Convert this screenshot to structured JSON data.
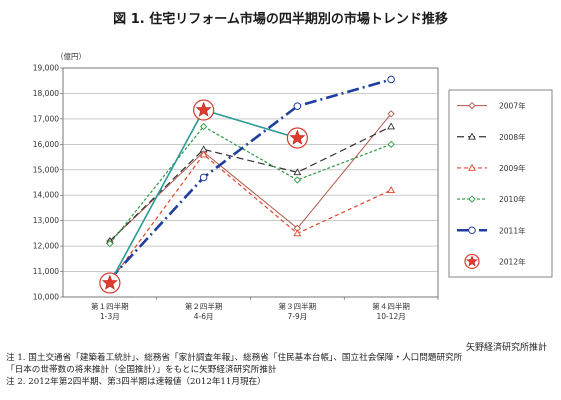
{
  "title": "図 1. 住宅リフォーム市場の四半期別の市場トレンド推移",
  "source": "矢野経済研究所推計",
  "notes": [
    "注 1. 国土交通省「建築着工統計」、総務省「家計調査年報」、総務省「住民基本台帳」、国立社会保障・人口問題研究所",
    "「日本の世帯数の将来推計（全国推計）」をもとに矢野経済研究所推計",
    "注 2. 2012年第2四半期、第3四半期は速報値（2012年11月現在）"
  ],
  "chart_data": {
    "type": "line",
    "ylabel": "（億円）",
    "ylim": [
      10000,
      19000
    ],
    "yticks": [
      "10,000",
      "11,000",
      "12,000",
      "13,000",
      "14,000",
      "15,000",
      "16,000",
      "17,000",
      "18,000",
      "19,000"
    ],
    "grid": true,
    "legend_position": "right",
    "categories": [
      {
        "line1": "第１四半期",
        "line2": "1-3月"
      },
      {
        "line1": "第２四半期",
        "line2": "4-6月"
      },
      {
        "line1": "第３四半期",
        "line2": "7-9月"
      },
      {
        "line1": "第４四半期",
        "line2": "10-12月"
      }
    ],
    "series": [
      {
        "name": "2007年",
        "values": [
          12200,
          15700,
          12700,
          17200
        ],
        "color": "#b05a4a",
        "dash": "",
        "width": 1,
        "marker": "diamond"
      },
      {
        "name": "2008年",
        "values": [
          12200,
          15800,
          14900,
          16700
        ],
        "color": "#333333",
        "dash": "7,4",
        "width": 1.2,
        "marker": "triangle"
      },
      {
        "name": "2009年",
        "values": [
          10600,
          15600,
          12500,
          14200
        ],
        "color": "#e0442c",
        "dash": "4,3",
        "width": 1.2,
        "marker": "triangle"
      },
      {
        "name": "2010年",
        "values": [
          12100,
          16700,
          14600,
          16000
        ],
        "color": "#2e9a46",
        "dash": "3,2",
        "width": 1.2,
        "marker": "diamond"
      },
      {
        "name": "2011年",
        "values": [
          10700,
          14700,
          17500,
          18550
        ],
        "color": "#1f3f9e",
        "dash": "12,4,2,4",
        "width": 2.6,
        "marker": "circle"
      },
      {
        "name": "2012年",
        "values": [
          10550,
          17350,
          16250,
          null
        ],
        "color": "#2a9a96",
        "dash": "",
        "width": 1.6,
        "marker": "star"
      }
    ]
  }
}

──────────

> [Stated task]: The word "name" appears in how many lines of the records? Give the number only.

> [Answer to this task]: 6